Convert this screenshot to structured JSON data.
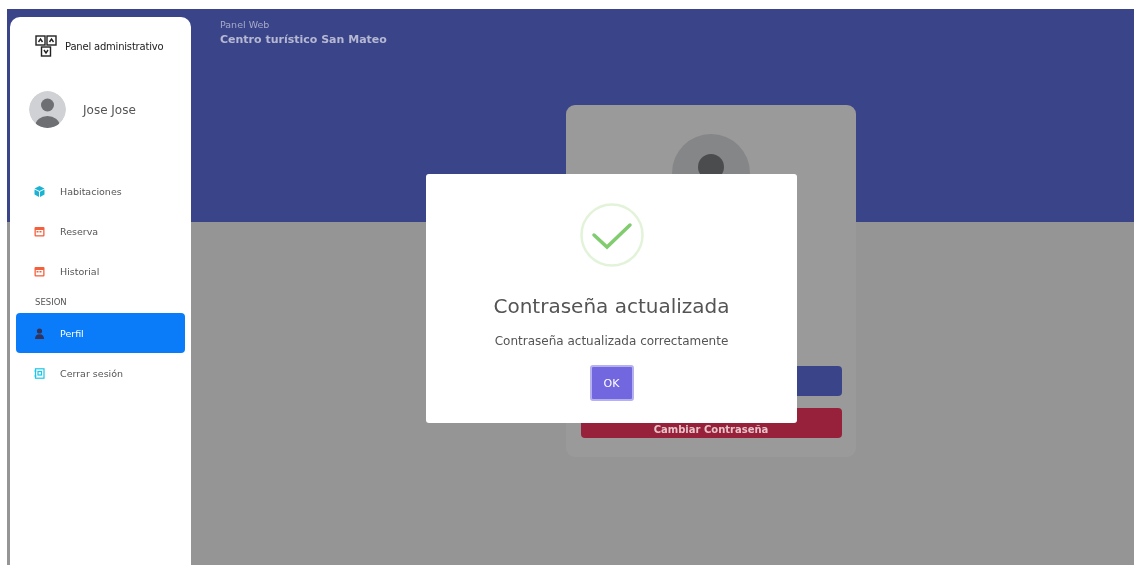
{
  "sidebar": {
    "title": "Panel administrativo",
    "user": {
      "name": "Jose Jose"
    },
    "items": [
      {
        "kind": "cube",
        "label": "Habitaciones",
        "selected": false
      },
      {
        "kind": "calendar",
        "label": "Reserva",
        "selected": false
      },
      {
        "kind": "calendar",
        "label": "Historial",
        "selected": false
      }
    ],
    "section": "SESION",
    "session_items": [
      {
        "kind": "person",
        "label": "Perfil",
        "selected": true
      },
      {
        "kind": "logout",
        "label": "Cerrar sesión",
        "selected": false
      }
    ]
  },
  "header": {
    "subtitle": "Panel Web",
    "title": "Centro turístico San Mateo"
  },
  "profile_card": {
    "buttons": [
      {
        "kind": "primary"
      },
      {
        "kind": "danger",
        "label": "Cambiar Contraseña"
      }
    ]
  },
  "dialog": {
    "title": "Contraseña actualizada",
    "message": "Contraseña actualizada correctamente",
    "button": "OK"
  }
}
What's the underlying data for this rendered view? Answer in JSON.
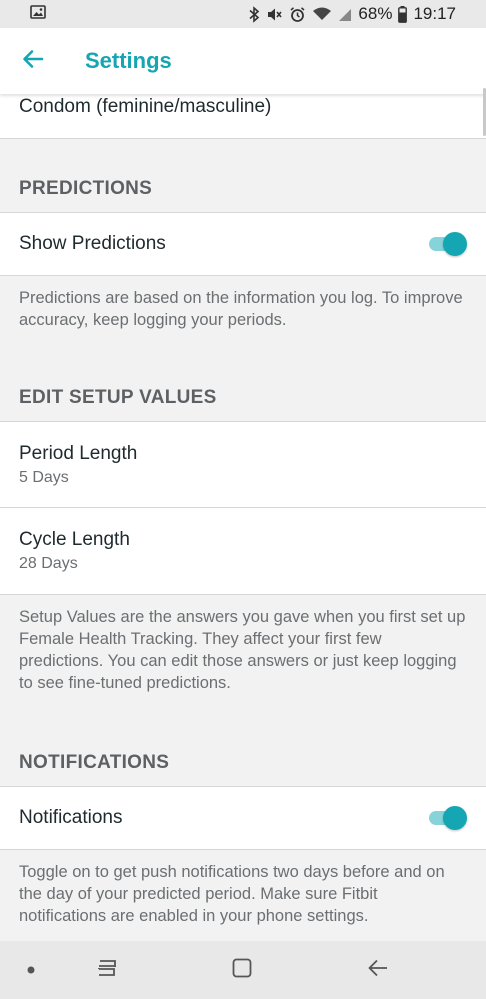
{
  "status_bar": {
    "battery": "68%",
    "time": "19:17",
    "icons": [
      "image-icon",
      "bluetooth-icon",
      "mute-icon",
      "alarm-icon",
      "wifi-icon",
      "signal-icon",
      "battery-icon"
    ]
  },
  "app_bar": {
    "title": "Settings",
    "back_icon": "arrow-left-icon"
  },
  "contraception": {
    "item_label": "Condom (feminine/masculine)"
  },
  "predictions": {
    "header": "PREDICTIONS",
    "toggle_label": "Show Predictions",
    "toggle_on": true,
    "description": "Predictions are based on the information you log. To improve accuracy, keep logging your periods."
  },
  "setup_values": {
    "header": "EDIT SETUP VALUES",
    "items": [
      {
        "label": "Period Length",
        "value": "5 Days"
      },
      {
        "label": "Cycle Length",
        "value": "28 Days"
      }
    ],
    "description": "Setup Values are the answers you gave when you first set up Female Health Tracking. They affect your first few predictions. You can edit those answers or just keep logging to see fine-tuned predictions."
  },
  "notifications": {
    "header": "NOTIFICATIONS",
    "toggle_label": "Notifications",
    "toggle_on": true,
    "description": "Toggle on to get push notifications two days before and on the day of your predicted period. Make sure Fitbit notifications are enabled in your phone settings."
  },
  "colors": {
    "accent": "#16a5b2",
    "toggle_track": "#86d3d9",
    "background": "#f2f2f2"
  },
  "nav_bar": {
    "icons": [
      "dot-icon",
      "recent-apps-icon",
      "home-icon",
      "back-icon"
    ]
  }
}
================
Every record above should be written out again without change, except that the pictures are left out.

▶ **Reply**
Convert this screenshot to structured JSON data.
{
  "sidebar": {
    "title": "Panel administrativo",
    "user": {
      "name": "Jose Jose"
    },
    "items": [
      {
        "kind": "cube",
        "label": "Habitaciones",
        "selected": false
      },
      {
        "kind": "calendar",
        "label": "Reserva",
        "selected": false
      },
      {
        "kind": "calendar",
        "label": "Historial",
        "selected": false
      }
    ],
    "section": "SESION",
    "session_items": [
      {
        "kind": "person",
        "label": "Perfil",
        "selected": true
      },
      {
        "kind": "logout",
        "label": "Cerrar sesión",
        "selected": false
      }
    ]
  },
  "header": {
    "subtitle": "Panel Web",
    "title": "Centro turístico San Mateo"
  },
  "profile_card": {
    "buttons": [
      {
        "kind": "primary"
      },
      {
        "kind": "danger",
        "label": "Cambiar Contraseña"
      }
    ]
  },
  "dialog": {
    "title": "Contraseña actualizada",
    "message": "Contraseña actualizada correctamente",
    "button": "OK"
  }
}
What's the underlying data for this rendered view? Answer in JSON.
{
  "status_bar": {
    "battery": "68%",
    "time": "19:17",
    "icons": [
      "image-icon",
      "bluetooth-icon",
      "mute-icon",
      "alarm-icon",
      "wifi-icon",
      "signal-icon",
      "battery-icon"
    ]
  },
  "app_bar": {
    "title": "Settings",
    "back_icon": "arrow-left-icon"
  },
  "contraception": {
    "item_label": "Condom (feminine/masculine)"
  },
  "predictions": {
    "header": "PREDICTIONS",
    "toggle_label": "Show Predictions",
    "toggle_on": true,
    "description": "Predictions are based on the information you log. To improve accuracy, keep logging your periods."
  },
  "setup_values": {
    "header": "EDIT SETUP VALUES",
    "items": [
      {
        "label": "Period Length",
        "value": "5 Days"
      },
      {
        "label": "Cycle Length",
        "value": "28 Days"
      }
    ],
    "description": "Setup Values are the answers you gave when you first set up Female Health Tracking. They affect your first few predictions. You can edit those answers or just keep logging to see fine-tuned predictions."
  },
  "notifications": {
    "header": "NOTIFICATIONS",
    "toggle_label": "Notifications",
    "toggle_on": true,
    "description": "Toggle on to get push notifications two days before and on the day of your predicted period. Make sure Fitbit notifications are enabled in your phone settings."
  },
  "colors": {
    "accent": "#16a5b2",
    "toggle_track": "#86d3d9",
    "background": "#f2f2f2"
  },
  "nav_bar": {
    "icons": [
      "dot-icon",
      "recent-apps-icon",
      "home-icon",
      "back-icon"
    ]
  }
}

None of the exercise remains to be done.